▸ LISTED RECORDS:
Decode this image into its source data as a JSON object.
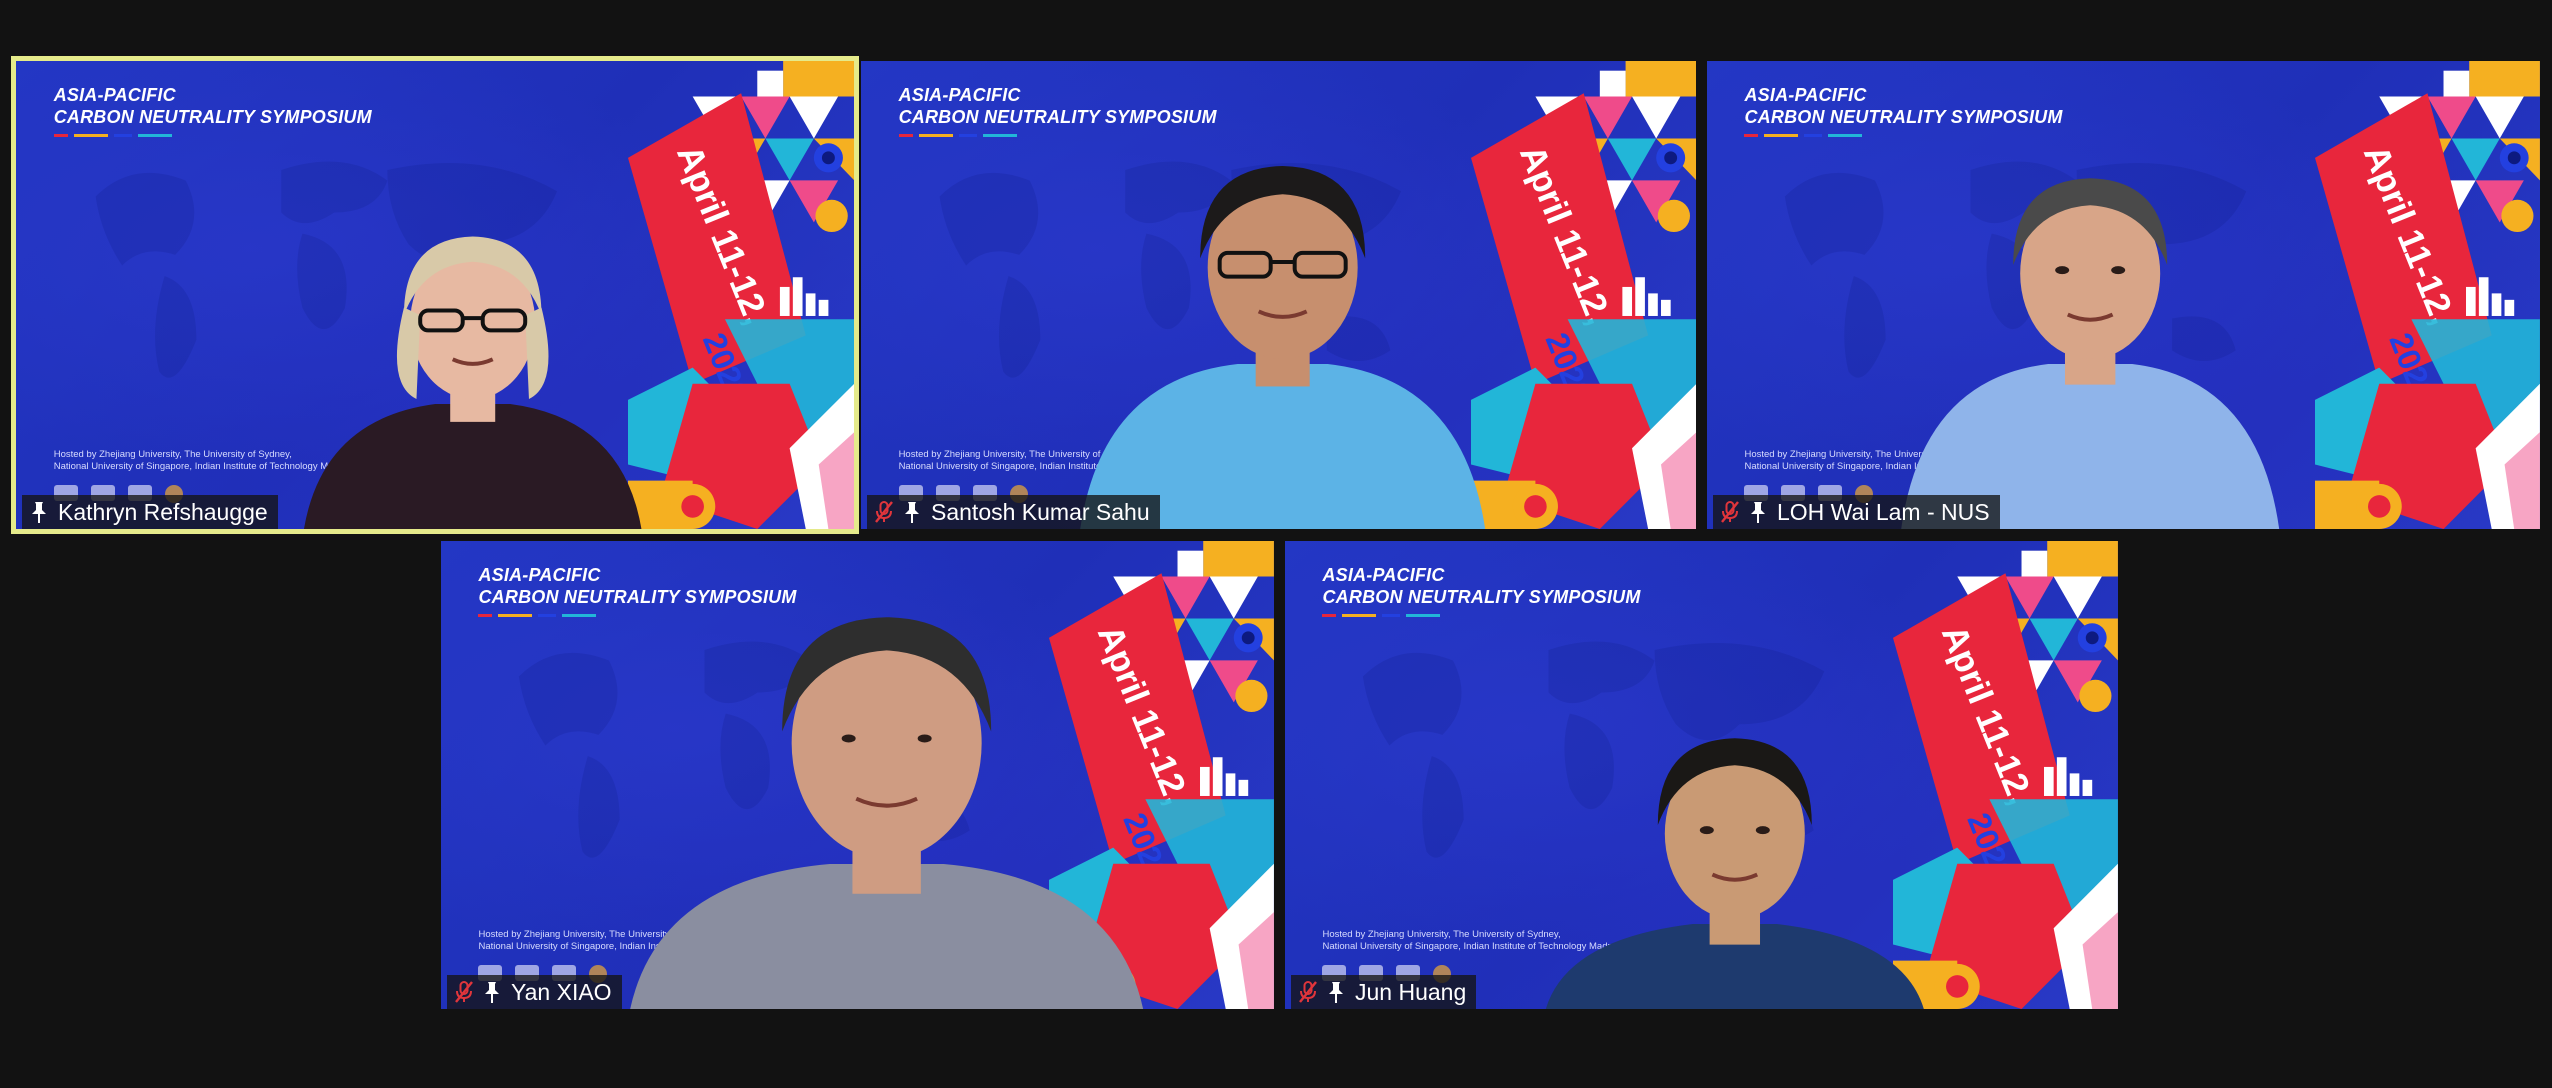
{
  "banner": {
    "line1": "ASIA-PACIFIC",
    "line2": "CARBON NEUTRALITY SYMPOSIUM",
    "date": "April 11-12,",
    "year": "2022",
    "hosted_line1": "Hosted by Zhejiang University, The University of Sydney,",
    "hosted_line2": "National University of Singapore, Indian Institute of Technology Madras"
  },
  "participants": [
    {
      "name": "Kathryn Refshaugge",
      "muted": false,
      "active_speaker": true
    },
    {
      "name": "Santosh Kumar Sahu",
      "muted": true,
      "active_speaker": false
    },
    {
      "name": "LOH Wai Lam - NUS",
      "muted": true,
      "active_speaker": false
    },
    {
      "name": "Yan XIAO",
      "muted": true,
      "active_speaker": false
    },
    {
      "name": "Jun Huang",
      "muted": true,
      "active_speaker": false
    }
  ],
  "colors": {
    "background": "#121212",
    "slide_blue": "#2337c4",
    "active_border": "#e5ea8a",
    "muted_red": "#e0353b",
    "art_red": "#e8263c",
    "art_yellow": "#f5b021",
    "art_cyan": "#22b6d8",
    "art_pink": "#ef4b8a"
  }
}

▸ WORK TO BE COMPLETED: Transcribe all of the entries word for word, but skip any pictures they contain.

▸ OUTPUT OF THE TASK:
Decode this image into its source data as a JSON object.
{
  "banner": {
    "line1": "ASIA-PACIFIC",
    "line2": "CARBON NEUTRALITY SYMPOSIUM",
    "date": "April 11-12,",
    "year": "2022",
    "hosted_line1": "Hosted by Zhejiang University, The University of Sydney,",
    "hosted_line2": "National University of Singapore, Indian Institute of Technology Madras"
  },
  "participants": [
    {
      "name": "Kathryn Refshaugge",
      "muted": false,
      "active_speaker": true
    },
    {
      "name": "Santosh Kumar Sahu",
      "muted": true,
      "active_speaker": false
    },
    {
      "name": "LOH Wai Lam - NUS",
      "muted": true,
      "active_speaker": false
    },
    {
      "name": "Yan XIAO",
      "muted": true,
      "active_speaker": false
    },
    {
      "name": "Jun Huang",
      "muted": true,
      "active_speaker": false
    }
  ],
  "colors": {
    "background": "#121212",
    "slide_blue": "#2337c4",
    "active_border": "#e5ea8a",
    "muted_red": "#e0353b",
    "art_red": "#e8263c",
    "art_yellow": "#f5b021",
    "art_cyan": "#22b6d8",
    "art_pink": "#ef4b8a"
  }
}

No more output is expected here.